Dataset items
------------------------------------------------------------
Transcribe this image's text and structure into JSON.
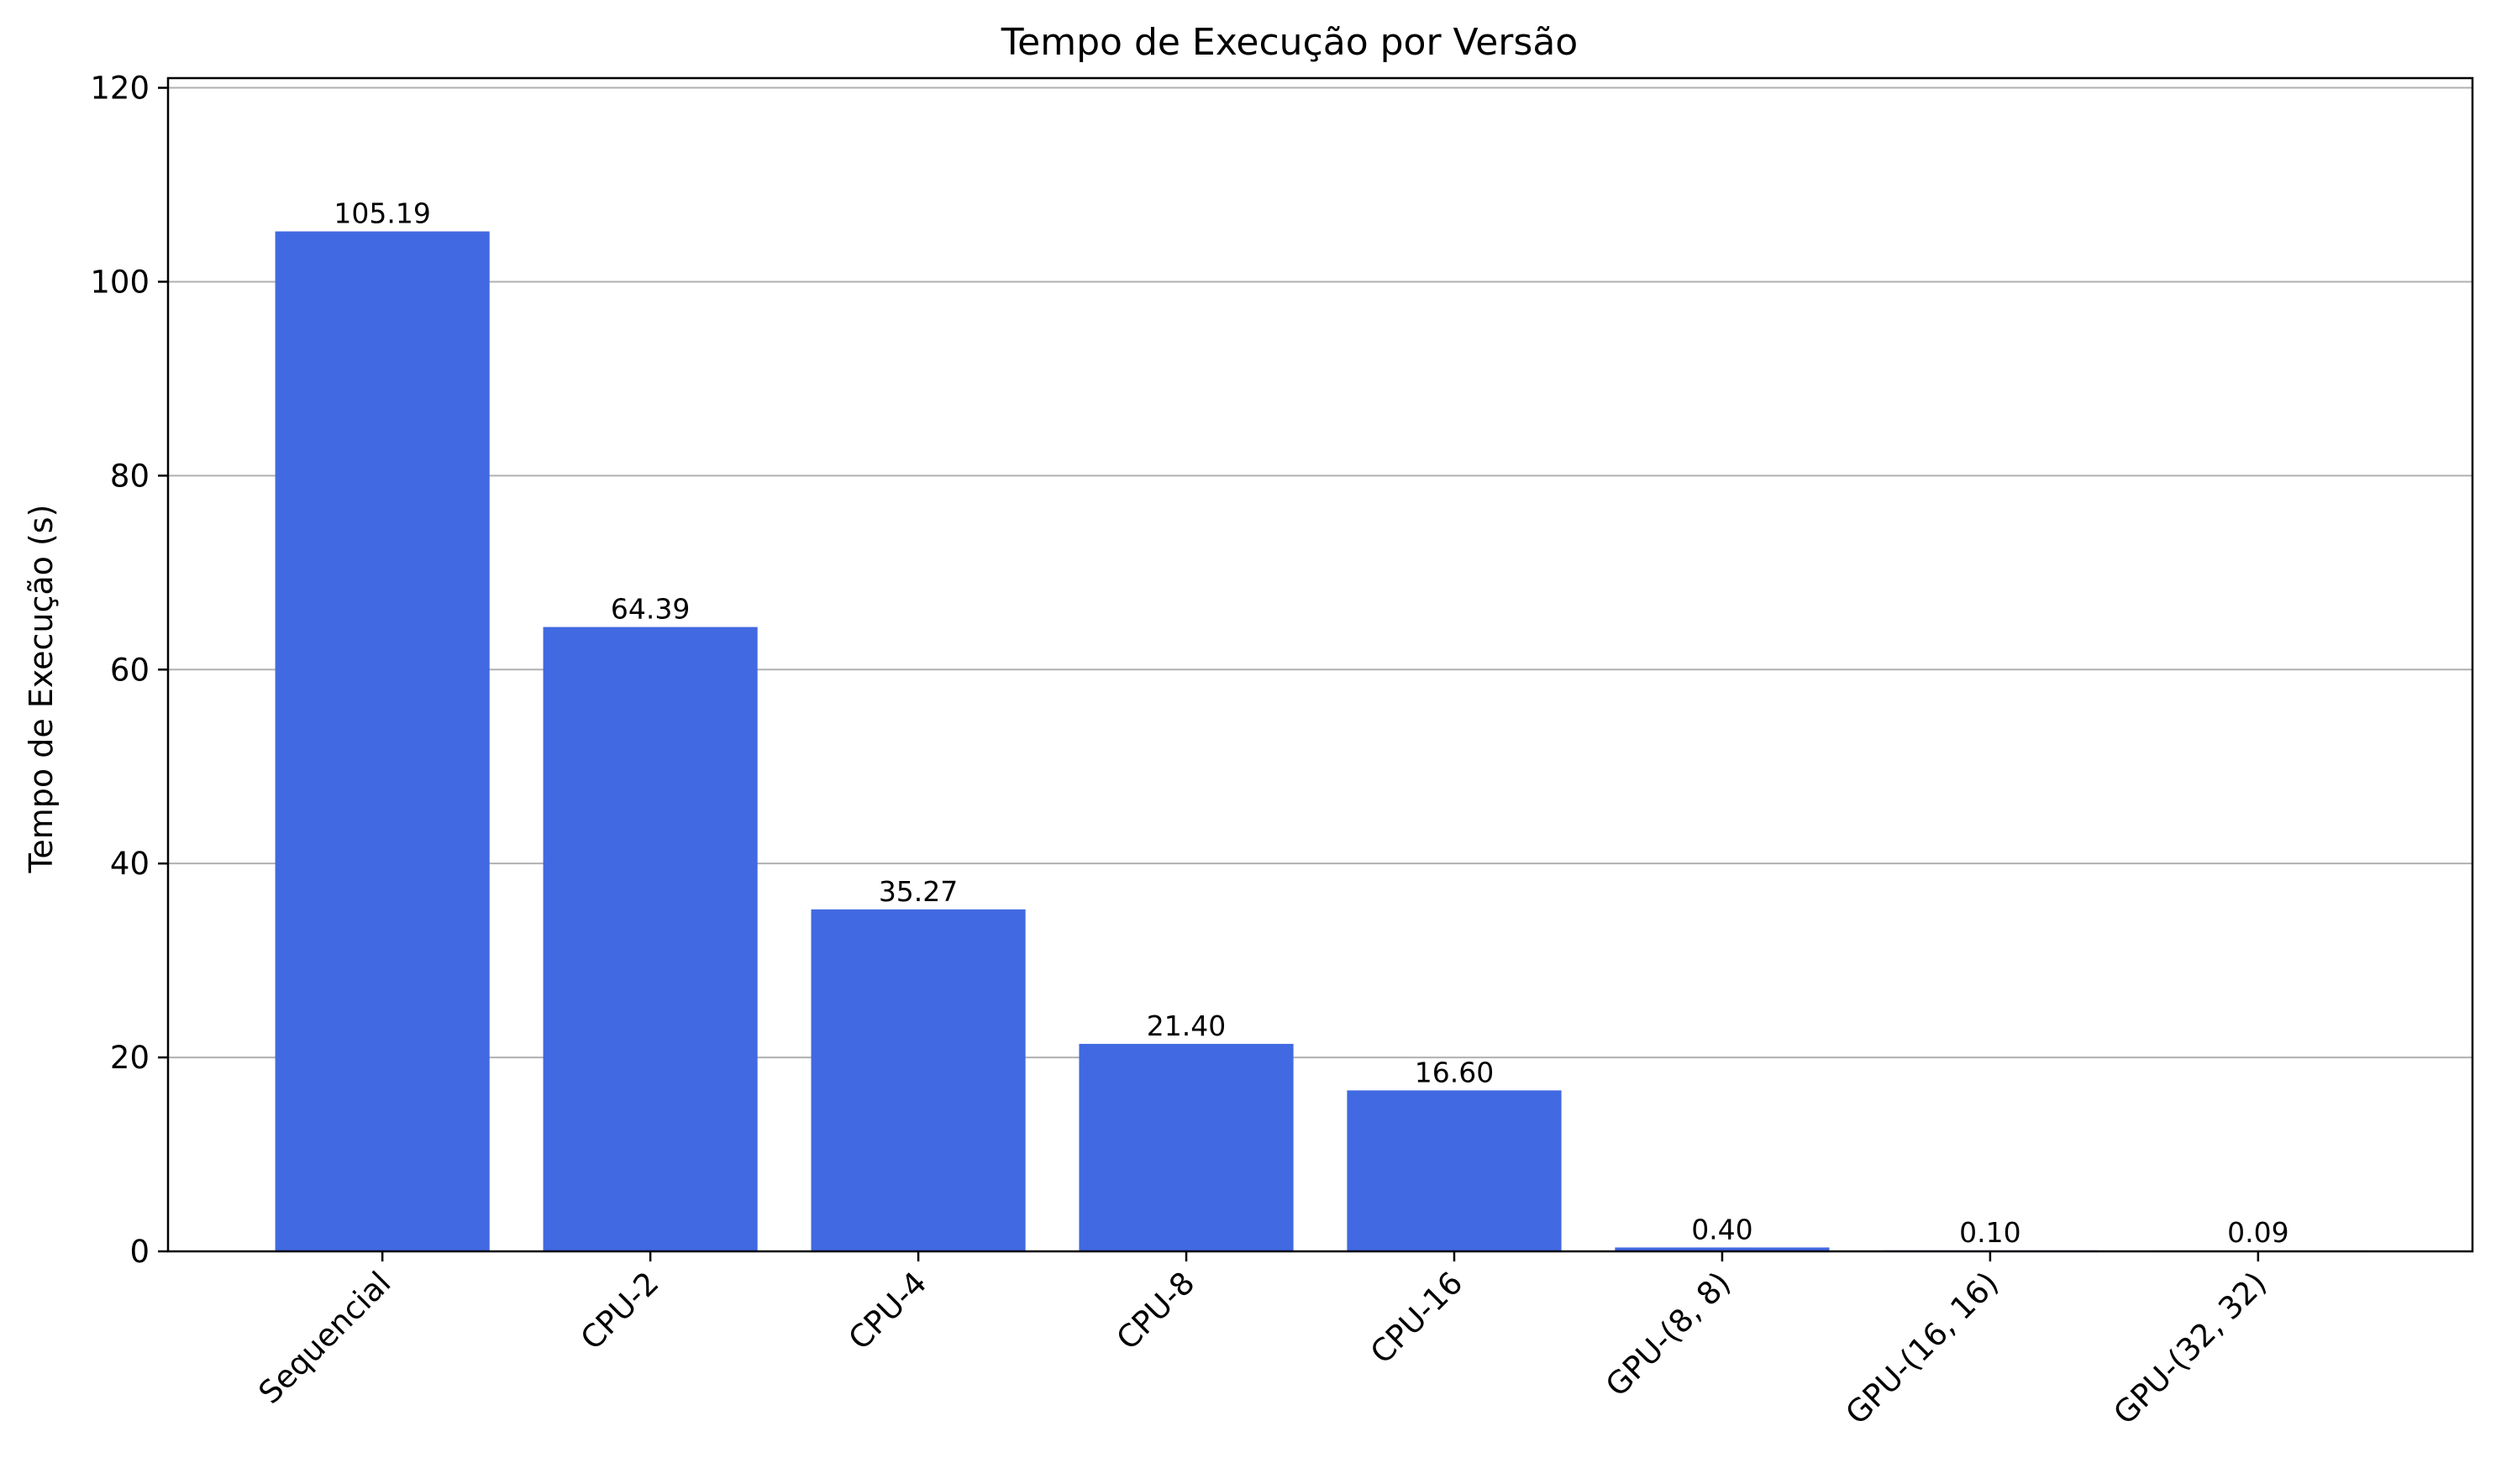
{
  "chart_data": {
    "type": "bar",
    "title": "Tempo de Execução por Versão",
    "xlabel": "",
    "ylabel": "Tempo de Execução (s)",
    "categories": [
      "Sequencial",
      "CPU-2",
      "CPU-4",
      "CPU-8",
      "CPU-16",
      "GPU-(8, 8)",
      "GPU-(16, 16)",
      "GPU-(32, 32)"
    ],
    "values": [
      105.19,
      64.39,
      35.27,
      21.4,
      16.6,
      0.4,
      0.1,
      0.09
    ],
    "data_labels": [
      "105.19",
      "64.39",
      "35.27",
      "21.40",
      "16.60",
      "0.40",
      "0.10",
      "0.09"
    ],
    "ylim": [
      0,
      121
    ],
    "yticks": [
      0,
      20,
      40,
      60,
      80,
      100,
      120
    ],
    "grid": "y-axis",
    "legend": "none",
    "bar_color": "#4169e1"
  }
}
------------------------------------------------------------
* STATED PROBLEM
Search the records above for the string "Tempo". Copy every line that contains it.

* FINISHED ANSWER
    "title": "Tempo de Execução por Versão",
    "ylabel": "Tempo de Execução (s)",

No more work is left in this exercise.